EXERCISE INSTRUCTIONS
Beneath this task is a listing; retype all of it exactly.

ENTRIES PROVIDED
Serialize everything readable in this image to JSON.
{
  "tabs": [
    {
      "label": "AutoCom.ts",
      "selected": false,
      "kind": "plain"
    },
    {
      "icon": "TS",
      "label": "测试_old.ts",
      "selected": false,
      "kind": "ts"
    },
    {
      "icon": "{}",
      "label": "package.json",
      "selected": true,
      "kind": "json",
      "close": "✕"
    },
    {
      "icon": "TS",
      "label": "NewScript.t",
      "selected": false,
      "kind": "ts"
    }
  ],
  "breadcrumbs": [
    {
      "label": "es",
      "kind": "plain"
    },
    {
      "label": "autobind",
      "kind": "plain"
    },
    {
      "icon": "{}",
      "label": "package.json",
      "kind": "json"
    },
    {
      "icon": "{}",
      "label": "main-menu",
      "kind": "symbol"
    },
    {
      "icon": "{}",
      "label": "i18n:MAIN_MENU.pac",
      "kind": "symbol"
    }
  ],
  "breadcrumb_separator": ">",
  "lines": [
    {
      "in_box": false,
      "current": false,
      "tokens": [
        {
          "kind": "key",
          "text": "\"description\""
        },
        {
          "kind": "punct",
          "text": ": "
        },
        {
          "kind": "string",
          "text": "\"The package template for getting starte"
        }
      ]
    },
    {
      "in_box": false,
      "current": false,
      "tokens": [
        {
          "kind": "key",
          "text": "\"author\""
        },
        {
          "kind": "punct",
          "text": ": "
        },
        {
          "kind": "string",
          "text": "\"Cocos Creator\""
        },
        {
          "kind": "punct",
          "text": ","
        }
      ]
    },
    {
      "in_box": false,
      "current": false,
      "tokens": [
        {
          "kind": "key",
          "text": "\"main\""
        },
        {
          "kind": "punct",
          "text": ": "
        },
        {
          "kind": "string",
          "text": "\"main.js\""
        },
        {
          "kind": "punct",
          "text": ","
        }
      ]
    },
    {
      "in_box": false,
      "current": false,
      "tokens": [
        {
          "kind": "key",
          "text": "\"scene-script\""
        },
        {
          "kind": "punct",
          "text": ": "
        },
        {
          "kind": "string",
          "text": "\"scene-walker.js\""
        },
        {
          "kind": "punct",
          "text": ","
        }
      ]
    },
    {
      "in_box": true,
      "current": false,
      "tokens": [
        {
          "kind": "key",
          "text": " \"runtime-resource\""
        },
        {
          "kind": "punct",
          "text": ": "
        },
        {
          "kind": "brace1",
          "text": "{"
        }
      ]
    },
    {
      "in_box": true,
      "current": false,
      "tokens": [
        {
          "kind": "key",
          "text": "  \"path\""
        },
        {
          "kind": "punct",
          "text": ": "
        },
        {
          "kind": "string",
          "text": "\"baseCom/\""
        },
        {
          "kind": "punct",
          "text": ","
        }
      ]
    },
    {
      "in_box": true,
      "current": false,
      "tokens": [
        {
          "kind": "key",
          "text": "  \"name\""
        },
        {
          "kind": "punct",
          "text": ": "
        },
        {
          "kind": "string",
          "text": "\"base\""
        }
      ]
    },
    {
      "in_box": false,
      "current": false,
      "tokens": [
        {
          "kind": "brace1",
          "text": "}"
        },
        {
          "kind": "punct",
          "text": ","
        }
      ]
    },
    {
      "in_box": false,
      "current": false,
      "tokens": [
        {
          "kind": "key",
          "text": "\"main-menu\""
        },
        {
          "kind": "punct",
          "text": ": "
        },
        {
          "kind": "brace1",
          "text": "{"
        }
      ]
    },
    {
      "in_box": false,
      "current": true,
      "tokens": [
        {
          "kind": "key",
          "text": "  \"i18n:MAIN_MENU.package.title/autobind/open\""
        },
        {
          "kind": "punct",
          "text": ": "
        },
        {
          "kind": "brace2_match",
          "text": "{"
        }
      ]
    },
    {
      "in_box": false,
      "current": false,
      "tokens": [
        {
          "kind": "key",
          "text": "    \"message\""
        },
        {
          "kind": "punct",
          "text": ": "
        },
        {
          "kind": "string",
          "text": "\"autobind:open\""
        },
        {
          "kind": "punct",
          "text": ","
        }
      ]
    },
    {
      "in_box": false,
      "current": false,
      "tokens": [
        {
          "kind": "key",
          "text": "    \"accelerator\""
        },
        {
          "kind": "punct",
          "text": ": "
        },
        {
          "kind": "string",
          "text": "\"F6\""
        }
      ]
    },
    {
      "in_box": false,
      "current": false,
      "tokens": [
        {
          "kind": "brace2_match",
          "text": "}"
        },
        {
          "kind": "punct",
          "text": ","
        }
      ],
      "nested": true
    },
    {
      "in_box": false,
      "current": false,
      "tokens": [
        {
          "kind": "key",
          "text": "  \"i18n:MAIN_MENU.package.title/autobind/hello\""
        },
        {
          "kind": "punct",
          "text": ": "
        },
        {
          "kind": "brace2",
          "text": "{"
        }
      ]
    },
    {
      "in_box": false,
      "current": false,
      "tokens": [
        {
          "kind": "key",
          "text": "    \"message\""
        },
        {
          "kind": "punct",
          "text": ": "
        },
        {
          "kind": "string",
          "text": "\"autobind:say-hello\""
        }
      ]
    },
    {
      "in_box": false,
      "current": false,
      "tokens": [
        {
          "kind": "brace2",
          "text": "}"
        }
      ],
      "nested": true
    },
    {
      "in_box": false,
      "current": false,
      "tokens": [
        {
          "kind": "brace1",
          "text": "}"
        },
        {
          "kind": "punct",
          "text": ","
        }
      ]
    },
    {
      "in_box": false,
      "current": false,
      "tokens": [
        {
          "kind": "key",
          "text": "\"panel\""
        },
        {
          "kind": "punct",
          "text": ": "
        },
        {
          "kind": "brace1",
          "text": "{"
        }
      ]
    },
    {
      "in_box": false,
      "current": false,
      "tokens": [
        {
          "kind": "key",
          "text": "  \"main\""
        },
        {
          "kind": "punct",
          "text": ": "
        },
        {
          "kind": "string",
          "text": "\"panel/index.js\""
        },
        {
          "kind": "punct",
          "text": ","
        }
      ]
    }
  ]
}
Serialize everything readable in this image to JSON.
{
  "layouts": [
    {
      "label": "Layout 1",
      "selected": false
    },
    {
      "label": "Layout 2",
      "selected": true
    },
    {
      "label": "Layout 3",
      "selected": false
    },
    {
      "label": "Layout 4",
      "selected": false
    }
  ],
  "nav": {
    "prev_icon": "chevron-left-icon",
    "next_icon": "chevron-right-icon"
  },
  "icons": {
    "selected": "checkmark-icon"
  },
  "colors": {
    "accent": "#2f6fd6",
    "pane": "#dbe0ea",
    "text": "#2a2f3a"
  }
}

SOLUTION TO THIS EXERCISE
Serialize everything readable in this image to JSON.
{
  "tabs": [
    {
      "label": "AutoCom.ts",
      "selected": false,
      "kind": "plain"
    },
    {
      "icon": "TS",
      "label": "测试_old.ts",
      "selected": false,
      "kind": "ts"
    },
    {
      "icon": "{}",
      "label": "package.json",
      "selected": true,
      "kind": "json",
      "close": "✕"
    },
    {
      "icon": "TS",
      "label": "NewScript.t",
      "selected": false,
      "kind": "ts"
    }
  ],
  "breadcrumbs": [
    {
      "label": "es",
      "kind": "plain"
    },
    {
      "label": "autobind",
      "kind": "plain"
    },
    {
      "icon": "{}",
      "label": "package.json",
      "kind": "json"
    },
    {
      "icon": "{}",
      "label": "main-menu",
      "kind": "symbol"
    },
    {
      "icon": "{}",
      "label": "i18n:MAIN_MENU.pac",
      "kind": "symbol"
    }
  ],
  "breadcrumb_separator": ">",
  "lines": [
    {
      "in_box": false,
      "current": false,
      "tokens": [
        {
          "kind": "key",
          "text": "\"description\""
        },
        {
          "kind": "punct",
          "text": ": "
        },
        {
          "kind": "string",
          "text": "\"The package template for getting starte"
        }
      ]
    },
    {
      "in_box": false,
      "current": false,
      "tokens": [
        {
          "kind": "key",
          "text": "\"author\""
        },
        {
          "kind": "punct",
          "text": ": "
        },
        {
          "kind": "string",
          "text": "\"Cocos Creator\""
        },
        {
          "kind": "punct",
          "text": ","
        }
      ]
    },
    {
      "in_box": false,
      "current": false,
      "tokens": [
        {
          "kind": "key",
          "text": "\"main\""
        },
        {
          "kind": "punct",
          "text": ": "
        },
        {
          "kind": "string",
          "text": "\"main.js\""
        },
        {
          "kind": "punct",
          "text": ","
        }
      ]
    },
    {
      "in_box": false,
      "current": false,
      "tokens": [
        {
          "kind": "key",
          "text": "\"scene-script\""
        },
        {
          "kind": "punct",
          "text": ": "
        },
        {
          "kind": "string",
          "text": "\"scene-walker.js\""
        },
        {
          "kind": "punct",
          "text": ","
        }
      ]
    },
    {
      "in_box": true,
      "current": false,
      "tokens": [
        {
          "kind": "key",
          "text": " \"runtime-resource\""
        },
        {
          "kind": "punct",
          "text": ": "
        },
        {
          "kind": "brace1",
          "text": "{"
        }
      ]
    },
    {
      "in_box": true,
      "current": false,
      "tokens": [
        {
          "kind": "key",
          "text": "  \"path\""
        },
        {
          "kind": "punct",
          "text": ": "
        },
        {
          "kind": "string",
          "text": "\"baseCom/\""
        },
        {
          "kind": "punct",
          "text": ","
        }
      ]
    },
    {
      "in_box": true,
      "current": false,
      "tokens": [
        {
          "kind": "key",
          "text": "  \"name\""
        },
        {
          "kind": "punct",
          "text": ": "
        },
        {
          "kind": "string",
          "text": "\"base\""
        }
      ]
    },
    {
      "in_box": false,
      "current": false,
      "tokens": [
        {
          "kind": "brace1",
          "text": "}"
        },
        {
          "kind": "punct",
          "text": ","
        }
      ]
    },
    {
      "in_box": false,
      "current": false,
      "tokens": [
        {
          "kind": "key",
          "text": "\"main-menu\""
        },
        {
          "kind": "punct",
          "text": ": "
        },
        {
          "kind": "brace1",
          "text": "{"
        }
      ]
    },
    {
      "in_box": false,
      "current": true,
      "tokens": [
        {
          "kind": "key",
          "text": "  \"i18n:MAIN_MENU.package.title/autobind/open\""
        },
        {
          "kind": "punct",
          "text": ": "
        },
        {
          "kind": "brace2_match",
          "text": "{"
        }
      ]
    },
    {
      "in_box": false,
      "current": false,
      "tokens": [
        {
          "kind": "key",
          "text": "    \"message\""
        },
        {
          "kind": "punct",
          "text": ": "
        },
        {
          "kind": "string",
          "text": "\"autobind:open\""
        },
        {
          "kind": "punct",
          "text": ","
        }
      ]
    },
    {
      "in_box": false,
      "current": false,
      "tokens": [
        {
          "kind": "key",
          "text": "    \"accelerator\""
        },
        {
          "kind": "punct",
          "text": ": "
        },
        {
          "kind": "string",
          "text": "\"F6\""
        }
      ]
    },
    {
      "in_box": false,
      "current": false,
      "tokens": [
        {
          "kind": "brace2_match",
          "text": "}"
        },
        {
          "kind": "punct",
          "text": ","
        }
      ],
      "nested": true
    },
    {
      "in_box": false,
      "current": false,
      "tokens": [
        {
          "kind": "key",
          "text": "  \"i18n:MAIN_MENU.package.title/autobind/hello\""
        },
        {
          "kind": "punct",
          "text": ": "
        },
        {
          "kind": "brace2",
          "text": "{"
        }
      ]
    },
    {
      "in_box": false,
      "current": false,
      "tokens": [
        {
          "kind": "key",
          "text": "    \"message\""
        },
        {
          "kind": "punct",
          "text": ": "
        },
        {
          "kind": "string",
          "text": "\"autobind:say-hello\""
        }
      ]
    },
    {
      "in_box": false,
      "current": false,
      "tokens": [
        {
          "kind": "brace2",
          "text": "}"
        }
      ],
      "nested": true
    },
    {
      "in_box": false,
      "current": false,
      "tokens": [
        {
          "kind": "brace1",
          "text": "}"
        },
        {
          "kind": "punct",
          "text": ","
        }
      ]
    },
    {
      "in_box": false,
      "current": false,
      "tokens": [
        {
          "kind": "key",
          "text": "\"panel\""
        },
        {
          "kind": "punct",
          "text": ": "
        },
        {
          "kind": "brace1",
          "text": "{"
        }
      ]
    },
    {
      "in_box": false,
      "current": false,
      "tokens": [
        {
          "kind": "key",
          "text": "  \"main\""
        },
        {
          "kind": "punct",
          "text": ": "
        },
        {
          "kind": "string",
          "text": "\"panel/index.js\""
        },
        {
          "kind": "punct",
          "text": ","
        }
      ]
    }
  ]
}
Serialize everything readable in this image to JSON.
{
  "layouts": [
    {
      "label": "Layout 1",
      "selected": false
    },
    {
      "label": "Layout 2",
      "selected": true
    },
    {
      "label": "Layout 3",
      "selected": false
    },
    {
      "label": "Layout 4",
      "selected": false
    }
  ],
  "nav": {
    "prev_icon": "chevron-left-icon",
    "next_icon": "chevron-right-icon"
  },
  "icons": {
    "selected": "checkmark-icon"
  },
  "colors": {
    "accent": "#2f6fd6",
    "pane": "#dbe0ea",
    "text": "#2a2f3a"
  }
}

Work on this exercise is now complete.